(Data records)

-- start --

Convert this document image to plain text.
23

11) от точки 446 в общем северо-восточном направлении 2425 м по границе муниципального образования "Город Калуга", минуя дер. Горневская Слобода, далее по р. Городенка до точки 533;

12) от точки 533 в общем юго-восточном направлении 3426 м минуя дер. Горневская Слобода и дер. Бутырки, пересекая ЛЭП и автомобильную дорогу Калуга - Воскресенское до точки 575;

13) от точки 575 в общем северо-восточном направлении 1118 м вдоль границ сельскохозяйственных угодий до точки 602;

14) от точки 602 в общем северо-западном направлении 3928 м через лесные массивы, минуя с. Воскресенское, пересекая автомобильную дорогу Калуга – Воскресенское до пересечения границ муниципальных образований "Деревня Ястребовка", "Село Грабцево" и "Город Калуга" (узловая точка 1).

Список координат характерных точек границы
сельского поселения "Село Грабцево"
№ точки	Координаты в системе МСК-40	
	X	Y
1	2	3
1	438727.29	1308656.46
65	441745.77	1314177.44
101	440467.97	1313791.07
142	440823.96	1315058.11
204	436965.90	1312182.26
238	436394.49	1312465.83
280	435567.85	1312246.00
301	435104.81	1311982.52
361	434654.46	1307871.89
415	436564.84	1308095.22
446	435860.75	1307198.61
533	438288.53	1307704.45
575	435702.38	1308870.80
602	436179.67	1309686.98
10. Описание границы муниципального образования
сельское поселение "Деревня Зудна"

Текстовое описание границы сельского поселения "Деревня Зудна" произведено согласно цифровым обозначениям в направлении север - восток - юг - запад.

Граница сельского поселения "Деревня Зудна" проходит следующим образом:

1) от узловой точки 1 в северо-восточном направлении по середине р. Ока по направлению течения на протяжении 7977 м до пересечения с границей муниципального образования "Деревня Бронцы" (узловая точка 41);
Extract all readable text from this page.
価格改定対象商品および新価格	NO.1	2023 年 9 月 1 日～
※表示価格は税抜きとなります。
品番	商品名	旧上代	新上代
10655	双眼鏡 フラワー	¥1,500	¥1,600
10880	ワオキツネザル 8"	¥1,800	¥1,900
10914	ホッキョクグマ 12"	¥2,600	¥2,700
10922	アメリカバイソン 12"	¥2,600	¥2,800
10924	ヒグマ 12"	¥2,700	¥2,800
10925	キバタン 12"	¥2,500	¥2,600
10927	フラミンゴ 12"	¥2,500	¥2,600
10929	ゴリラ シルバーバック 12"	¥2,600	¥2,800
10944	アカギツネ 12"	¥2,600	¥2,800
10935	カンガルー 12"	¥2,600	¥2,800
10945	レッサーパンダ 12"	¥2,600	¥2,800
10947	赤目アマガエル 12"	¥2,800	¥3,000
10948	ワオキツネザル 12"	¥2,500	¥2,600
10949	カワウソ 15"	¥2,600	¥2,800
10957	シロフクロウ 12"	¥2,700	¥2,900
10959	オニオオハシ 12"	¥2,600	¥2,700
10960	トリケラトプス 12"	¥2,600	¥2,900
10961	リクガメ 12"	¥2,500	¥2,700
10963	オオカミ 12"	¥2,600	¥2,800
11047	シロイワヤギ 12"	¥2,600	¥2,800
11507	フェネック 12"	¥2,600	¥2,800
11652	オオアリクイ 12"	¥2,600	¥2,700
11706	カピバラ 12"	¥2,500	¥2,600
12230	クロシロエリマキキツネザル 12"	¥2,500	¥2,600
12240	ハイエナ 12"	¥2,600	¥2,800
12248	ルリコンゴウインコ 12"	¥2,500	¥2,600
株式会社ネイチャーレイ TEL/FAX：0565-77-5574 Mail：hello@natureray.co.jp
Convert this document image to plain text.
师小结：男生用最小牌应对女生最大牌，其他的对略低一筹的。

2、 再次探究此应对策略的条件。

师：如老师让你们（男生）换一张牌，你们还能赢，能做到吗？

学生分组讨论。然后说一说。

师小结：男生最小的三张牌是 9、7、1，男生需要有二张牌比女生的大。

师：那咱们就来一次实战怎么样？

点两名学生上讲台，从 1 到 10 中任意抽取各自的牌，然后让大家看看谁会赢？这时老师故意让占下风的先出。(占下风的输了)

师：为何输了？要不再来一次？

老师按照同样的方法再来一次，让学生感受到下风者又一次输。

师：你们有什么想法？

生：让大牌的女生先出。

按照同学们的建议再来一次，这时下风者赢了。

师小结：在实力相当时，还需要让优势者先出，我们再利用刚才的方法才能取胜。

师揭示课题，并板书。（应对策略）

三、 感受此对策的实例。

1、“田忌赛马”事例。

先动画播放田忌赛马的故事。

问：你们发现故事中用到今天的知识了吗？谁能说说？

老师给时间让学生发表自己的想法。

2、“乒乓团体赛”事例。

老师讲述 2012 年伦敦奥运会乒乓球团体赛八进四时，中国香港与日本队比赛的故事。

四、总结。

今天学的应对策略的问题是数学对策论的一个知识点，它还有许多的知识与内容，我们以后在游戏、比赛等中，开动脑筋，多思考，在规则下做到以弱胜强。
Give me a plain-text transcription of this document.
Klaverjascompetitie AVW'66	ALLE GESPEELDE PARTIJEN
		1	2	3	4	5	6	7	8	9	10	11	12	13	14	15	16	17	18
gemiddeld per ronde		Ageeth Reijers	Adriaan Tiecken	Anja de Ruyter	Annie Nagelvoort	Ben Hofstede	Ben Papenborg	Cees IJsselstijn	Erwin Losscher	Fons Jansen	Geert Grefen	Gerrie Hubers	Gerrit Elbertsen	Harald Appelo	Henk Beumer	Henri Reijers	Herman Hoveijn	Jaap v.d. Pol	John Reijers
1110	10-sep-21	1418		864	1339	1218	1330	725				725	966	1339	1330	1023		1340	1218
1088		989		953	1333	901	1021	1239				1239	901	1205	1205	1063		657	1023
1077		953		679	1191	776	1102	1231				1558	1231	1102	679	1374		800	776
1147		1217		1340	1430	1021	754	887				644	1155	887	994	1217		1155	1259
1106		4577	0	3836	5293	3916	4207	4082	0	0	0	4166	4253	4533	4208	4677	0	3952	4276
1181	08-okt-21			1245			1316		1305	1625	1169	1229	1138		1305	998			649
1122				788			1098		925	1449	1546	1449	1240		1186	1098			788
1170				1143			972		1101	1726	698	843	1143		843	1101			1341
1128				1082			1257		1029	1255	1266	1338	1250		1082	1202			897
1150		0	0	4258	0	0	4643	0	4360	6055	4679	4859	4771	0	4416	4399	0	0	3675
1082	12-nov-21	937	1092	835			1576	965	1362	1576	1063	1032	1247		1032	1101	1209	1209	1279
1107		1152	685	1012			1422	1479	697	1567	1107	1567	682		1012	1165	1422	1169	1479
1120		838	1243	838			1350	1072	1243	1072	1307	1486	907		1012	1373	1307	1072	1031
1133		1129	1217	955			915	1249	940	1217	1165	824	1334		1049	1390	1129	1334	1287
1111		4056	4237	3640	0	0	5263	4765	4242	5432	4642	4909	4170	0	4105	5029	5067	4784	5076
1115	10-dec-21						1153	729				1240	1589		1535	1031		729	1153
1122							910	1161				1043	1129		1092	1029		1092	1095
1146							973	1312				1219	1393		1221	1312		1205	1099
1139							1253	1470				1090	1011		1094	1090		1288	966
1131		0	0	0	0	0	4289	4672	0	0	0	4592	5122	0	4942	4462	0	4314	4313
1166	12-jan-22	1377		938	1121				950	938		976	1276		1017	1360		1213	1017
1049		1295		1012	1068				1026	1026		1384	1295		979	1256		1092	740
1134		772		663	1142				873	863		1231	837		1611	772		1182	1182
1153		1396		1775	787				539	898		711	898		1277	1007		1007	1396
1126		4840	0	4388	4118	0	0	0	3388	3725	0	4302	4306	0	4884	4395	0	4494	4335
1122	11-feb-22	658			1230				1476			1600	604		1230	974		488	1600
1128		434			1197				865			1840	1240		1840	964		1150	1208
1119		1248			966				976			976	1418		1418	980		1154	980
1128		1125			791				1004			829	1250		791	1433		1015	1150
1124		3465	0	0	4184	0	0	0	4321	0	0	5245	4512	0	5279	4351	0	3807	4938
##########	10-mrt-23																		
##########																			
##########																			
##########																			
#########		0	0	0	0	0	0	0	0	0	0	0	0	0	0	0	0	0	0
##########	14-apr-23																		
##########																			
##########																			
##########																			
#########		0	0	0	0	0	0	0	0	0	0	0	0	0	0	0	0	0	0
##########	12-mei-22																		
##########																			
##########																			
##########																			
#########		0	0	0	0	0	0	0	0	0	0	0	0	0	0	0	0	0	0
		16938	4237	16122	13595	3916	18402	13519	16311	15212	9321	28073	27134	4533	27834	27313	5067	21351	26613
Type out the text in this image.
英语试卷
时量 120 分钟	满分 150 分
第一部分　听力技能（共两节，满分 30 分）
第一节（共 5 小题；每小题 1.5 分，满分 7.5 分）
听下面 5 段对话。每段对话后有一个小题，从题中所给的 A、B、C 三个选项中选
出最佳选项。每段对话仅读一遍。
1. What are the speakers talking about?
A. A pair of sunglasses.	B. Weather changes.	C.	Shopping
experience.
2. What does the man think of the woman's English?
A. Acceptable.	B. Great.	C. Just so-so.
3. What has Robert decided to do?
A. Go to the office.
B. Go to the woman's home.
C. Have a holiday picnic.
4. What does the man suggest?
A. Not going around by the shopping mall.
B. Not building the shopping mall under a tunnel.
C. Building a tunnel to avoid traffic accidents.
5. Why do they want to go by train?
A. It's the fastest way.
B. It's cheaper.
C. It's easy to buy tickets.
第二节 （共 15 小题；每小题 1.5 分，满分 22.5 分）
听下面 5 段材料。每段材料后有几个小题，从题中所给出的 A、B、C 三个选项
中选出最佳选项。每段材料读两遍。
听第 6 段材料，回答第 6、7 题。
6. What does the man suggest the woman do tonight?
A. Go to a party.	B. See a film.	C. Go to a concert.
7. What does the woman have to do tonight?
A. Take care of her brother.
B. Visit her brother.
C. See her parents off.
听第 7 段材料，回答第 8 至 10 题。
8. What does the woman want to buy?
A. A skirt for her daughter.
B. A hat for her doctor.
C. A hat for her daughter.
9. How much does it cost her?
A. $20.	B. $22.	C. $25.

-- end --

Request >> Pick out and copy the lines of the material that include the word "поселения".

Correct output >>
сельского поселения "Село Грабцево"
Текстовое описание границы сельского поселения "Деревня Зудна" произведено согласно цифровым обозначениям в направлении север - восток - юг - запад.
Граница сельского поселения "Деревня Зудна" проходит следующим образом:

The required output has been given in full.